* DIRECTIVE *
Identify the lines that contain the string "GClosureNotify" and copy all of them.

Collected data
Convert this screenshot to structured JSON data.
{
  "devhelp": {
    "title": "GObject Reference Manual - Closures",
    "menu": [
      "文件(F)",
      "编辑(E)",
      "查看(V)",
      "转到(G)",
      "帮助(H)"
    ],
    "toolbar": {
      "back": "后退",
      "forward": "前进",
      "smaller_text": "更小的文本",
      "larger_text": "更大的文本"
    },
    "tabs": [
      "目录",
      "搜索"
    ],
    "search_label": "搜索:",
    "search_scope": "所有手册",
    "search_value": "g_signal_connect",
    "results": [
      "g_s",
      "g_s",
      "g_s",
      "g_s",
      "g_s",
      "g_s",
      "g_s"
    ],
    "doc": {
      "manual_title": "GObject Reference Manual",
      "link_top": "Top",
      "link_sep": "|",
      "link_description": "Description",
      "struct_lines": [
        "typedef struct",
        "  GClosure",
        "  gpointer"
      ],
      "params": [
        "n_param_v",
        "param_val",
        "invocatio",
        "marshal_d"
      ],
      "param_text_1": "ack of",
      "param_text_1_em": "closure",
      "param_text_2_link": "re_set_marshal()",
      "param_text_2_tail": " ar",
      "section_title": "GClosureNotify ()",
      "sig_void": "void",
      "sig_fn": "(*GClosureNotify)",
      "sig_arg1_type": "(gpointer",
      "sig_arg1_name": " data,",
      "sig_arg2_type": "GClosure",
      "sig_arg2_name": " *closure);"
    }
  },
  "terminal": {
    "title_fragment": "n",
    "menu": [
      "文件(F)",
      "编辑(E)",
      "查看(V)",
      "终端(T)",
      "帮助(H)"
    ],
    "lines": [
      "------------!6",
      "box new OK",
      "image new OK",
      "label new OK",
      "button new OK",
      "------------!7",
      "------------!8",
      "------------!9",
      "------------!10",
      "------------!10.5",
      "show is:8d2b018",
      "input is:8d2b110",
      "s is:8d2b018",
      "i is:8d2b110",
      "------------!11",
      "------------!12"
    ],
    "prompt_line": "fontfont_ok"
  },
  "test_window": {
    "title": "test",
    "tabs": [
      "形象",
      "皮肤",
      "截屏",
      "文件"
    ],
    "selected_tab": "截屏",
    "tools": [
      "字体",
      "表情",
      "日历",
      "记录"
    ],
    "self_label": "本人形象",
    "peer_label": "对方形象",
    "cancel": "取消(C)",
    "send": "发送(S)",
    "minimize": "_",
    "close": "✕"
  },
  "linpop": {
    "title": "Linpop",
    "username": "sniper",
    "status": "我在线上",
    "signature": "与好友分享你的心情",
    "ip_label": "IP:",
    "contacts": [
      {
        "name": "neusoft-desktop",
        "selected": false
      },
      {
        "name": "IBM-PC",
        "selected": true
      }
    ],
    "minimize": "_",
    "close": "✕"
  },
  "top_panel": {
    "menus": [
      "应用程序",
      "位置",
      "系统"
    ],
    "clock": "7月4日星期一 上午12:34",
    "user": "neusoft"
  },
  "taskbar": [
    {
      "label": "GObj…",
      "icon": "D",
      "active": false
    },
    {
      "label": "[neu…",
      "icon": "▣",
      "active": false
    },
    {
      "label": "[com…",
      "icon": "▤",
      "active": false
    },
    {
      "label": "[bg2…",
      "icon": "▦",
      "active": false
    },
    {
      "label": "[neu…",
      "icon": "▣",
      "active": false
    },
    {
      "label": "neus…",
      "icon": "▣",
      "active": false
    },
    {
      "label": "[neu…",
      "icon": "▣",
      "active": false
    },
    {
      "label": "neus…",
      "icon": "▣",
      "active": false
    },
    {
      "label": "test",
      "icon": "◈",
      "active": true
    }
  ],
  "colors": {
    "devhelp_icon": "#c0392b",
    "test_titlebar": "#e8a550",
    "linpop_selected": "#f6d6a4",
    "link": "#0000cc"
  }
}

* SOLUTION *
      "section_title": "GClosureNotify ()",
      "sig_fn": "(*GClosureNotify)",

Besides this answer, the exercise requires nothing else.